__Problem__: Using the data below, gather each line that includes the word "travers".

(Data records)
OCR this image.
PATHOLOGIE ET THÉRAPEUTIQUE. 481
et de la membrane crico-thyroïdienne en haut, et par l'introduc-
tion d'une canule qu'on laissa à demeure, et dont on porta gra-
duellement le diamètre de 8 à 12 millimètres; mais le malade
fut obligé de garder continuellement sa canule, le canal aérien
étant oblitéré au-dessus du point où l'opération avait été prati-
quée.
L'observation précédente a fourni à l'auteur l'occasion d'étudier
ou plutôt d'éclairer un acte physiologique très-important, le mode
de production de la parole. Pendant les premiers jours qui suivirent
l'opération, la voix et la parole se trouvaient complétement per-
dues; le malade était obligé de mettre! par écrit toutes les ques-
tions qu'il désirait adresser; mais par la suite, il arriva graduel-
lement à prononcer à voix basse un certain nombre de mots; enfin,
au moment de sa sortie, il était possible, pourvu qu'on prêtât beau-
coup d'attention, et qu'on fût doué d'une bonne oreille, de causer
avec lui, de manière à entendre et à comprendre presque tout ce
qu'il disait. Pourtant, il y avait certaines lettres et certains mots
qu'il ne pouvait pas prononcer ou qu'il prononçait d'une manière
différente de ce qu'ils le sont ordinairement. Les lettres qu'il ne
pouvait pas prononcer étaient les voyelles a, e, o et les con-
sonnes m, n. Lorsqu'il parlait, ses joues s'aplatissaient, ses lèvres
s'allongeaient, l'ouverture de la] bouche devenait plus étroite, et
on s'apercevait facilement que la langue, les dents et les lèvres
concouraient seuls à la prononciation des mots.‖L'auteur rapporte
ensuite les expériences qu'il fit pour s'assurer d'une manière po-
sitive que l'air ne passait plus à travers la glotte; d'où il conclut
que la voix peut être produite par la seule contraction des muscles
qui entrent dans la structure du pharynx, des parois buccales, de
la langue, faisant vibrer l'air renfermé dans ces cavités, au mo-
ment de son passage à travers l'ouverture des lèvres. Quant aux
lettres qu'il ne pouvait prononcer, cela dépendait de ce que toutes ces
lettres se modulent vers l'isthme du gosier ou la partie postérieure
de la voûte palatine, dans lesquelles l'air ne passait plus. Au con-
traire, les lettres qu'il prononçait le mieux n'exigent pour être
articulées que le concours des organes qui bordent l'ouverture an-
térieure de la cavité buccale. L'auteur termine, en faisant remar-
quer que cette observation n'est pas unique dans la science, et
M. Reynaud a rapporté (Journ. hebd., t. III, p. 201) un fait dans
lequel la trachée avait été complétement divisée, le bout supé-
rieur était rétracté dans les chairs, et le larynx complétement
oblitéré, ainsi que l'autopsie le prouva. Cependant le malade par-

__Expected answer__:
sitive que l'air ne passait plus à travers la glotte; d'où il conclut
ment de son passage à travers l'ouverture des lèvres. Quant aux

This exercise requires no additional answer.